> _Consigne 1_
D'après le communiqué, combien de personnes ont été expulsées de force au cours du premier trimestre 2016 ?

Communiqué commun LDH et ERRC
Durant le premier trimestre 2016, 3 683 personnes ont été expulsées de force par les autorités de 25 lieux de vie. 100 personnes ont dû quitter un lieu de vie faisant suite à un incendie. Ces chiffres qui restent élevés indiquent que les conditions hivernales ne sont pas prises en compte lors des évacuations de ces bidonvilles ou squats.
Nous observons aussi une montée significative des expulsions fondées sur un arrêté de péril ou d’insalubrité de l’autorité communale. En effet, il y eut 11 évacuations forcées faisant suite à une assignation devant les tribunaux par les propriétaires des terrains ou des squats contre 14 faisant suite à un arrêté d’insalubrité ou de péril pris par la mairie ou le préfet. Sur les 25 évacuations effectuées par les autorités, des solutions d’hébergement temporaires n’ont été proposées que 13 fois. À la suite des 12 autres évacuations, les familles ont été tout simplement mises à la rue par les forces de l’ordre. Durant l’évacuation faisant suite à un incendie, il y n’y a pas eu de solution d’hébergement d’urgence mise en place, la majorité des habitants ayant déjà quitté les lieux avant le sinistre.
Depuis le début de l’année, la région Ile-de-France concentre 74 % des personnes expulsées, suivie par la région Auvergne-Rhône-Alpes avec 16 % et les Pays-de-la-Loire avec 8 %.

> _Consigne 2_
Recopiez les entrées depuis leur début jusqu'à la ligne contenant « more-options-icon[interactable] <box>536 292 » incluse, en substituant « mic-off-icon » à « muted-icon » sans rien modifier d'autre. Ne donnez que cette partie.

> _Documents fournis_
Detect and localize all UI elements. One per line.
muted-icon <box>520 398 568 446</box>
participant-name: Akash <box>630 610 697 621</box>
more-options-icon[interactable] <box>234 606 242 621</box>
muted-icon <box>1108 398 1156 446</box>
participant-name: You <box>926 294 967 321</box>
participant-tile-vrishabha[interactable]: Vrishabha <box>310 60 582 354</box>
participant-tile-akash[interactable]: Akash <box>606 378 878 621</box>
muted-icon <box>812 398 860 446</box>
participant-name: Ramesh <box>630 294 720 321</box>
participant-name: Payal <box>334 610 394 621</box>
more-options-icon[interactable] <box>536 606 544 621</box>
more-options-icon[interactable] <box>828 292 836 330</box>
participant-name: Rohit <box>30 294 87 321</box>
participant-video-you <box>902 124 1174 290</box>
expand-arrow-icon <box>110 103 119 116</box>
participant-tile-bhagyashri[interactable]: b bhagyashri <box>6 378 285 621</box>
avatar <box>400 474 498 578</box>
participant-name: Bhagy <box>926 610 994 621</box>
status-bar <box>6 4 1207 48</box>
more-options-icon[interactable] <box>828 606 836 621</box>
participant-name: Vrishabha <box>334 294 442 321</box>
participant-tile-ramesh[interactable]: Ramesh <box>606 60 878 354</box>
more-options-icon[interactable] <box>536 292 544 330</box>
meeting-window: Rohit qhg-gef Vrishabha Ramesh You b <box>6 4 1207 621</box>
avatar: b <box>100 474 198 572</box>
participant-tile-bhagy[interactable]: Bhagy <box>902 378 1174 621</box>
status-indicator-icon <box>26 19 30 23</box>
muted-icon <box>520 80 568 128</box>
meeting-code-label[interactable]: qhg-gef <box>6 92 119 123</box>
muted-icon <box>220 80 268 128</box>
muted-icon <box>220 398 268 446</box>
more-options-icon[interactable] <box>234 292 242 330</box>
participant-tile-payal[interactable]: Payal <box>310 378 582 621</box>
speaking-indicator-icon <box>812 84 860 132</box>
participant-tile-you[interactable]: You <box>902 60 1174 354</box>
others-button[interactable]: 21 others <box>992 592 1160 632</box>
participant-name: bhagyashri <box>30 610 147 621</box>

> _Corrigé 1_
3 683 personnes.

> _Corrigé 2_
Detect and localize all UI elements. One per line.
mic-off-icon <box>520 398 568 446</box>
participant-name: Akash <box>630 610 697 621</box>
more-options-icon[interactable] <box>234 606 242 621</box>
mic-off-icon <box>1108 398 1156 446</box>
participant-name: You <box>926 294 967 321</box>
participant-tile-vrishabha[interactable]: Vrishabha <box>310 60 582 354</box>
participant-tile-akash[interactable]: Akash <box>606 378 878 621</box>
mic-off-icon <box>812 398 860 446</box>
participant-name: Ramesh <box>630 294 720 321</box>
participant-name: Payal <box>334 610 394 621</box>
more-options-icon[interactable] <box>536 606 544 621</box>
more-options-icon[interactable] <box>828 292 836 330</box>
participant-name: Rohit <box>30 294 87 321</box>
participant-video-you <box>902 124 1174 290</box>
expand-arrow-icon <box>110 103 119 116</box>
participant-tile-bhagyashri[interactable]: b bhagyashri <box>6 378 285 621</box>
avatar <box>400 474 498 578</box>
participant-name: Bhagy <box>926 610 994 621</box>
status-bar <box>6 4 1207 48</box>
more-options-icon[interactable] <box>828 606 836 621</box>
participant-name: Vrishabha <box>334 294 442 321</box>
participant-tile-ramesh[interactable]: Ramesh <box>606 60 878 354</box>
more-options-icon[interactable] <box>536 292 544 330</box>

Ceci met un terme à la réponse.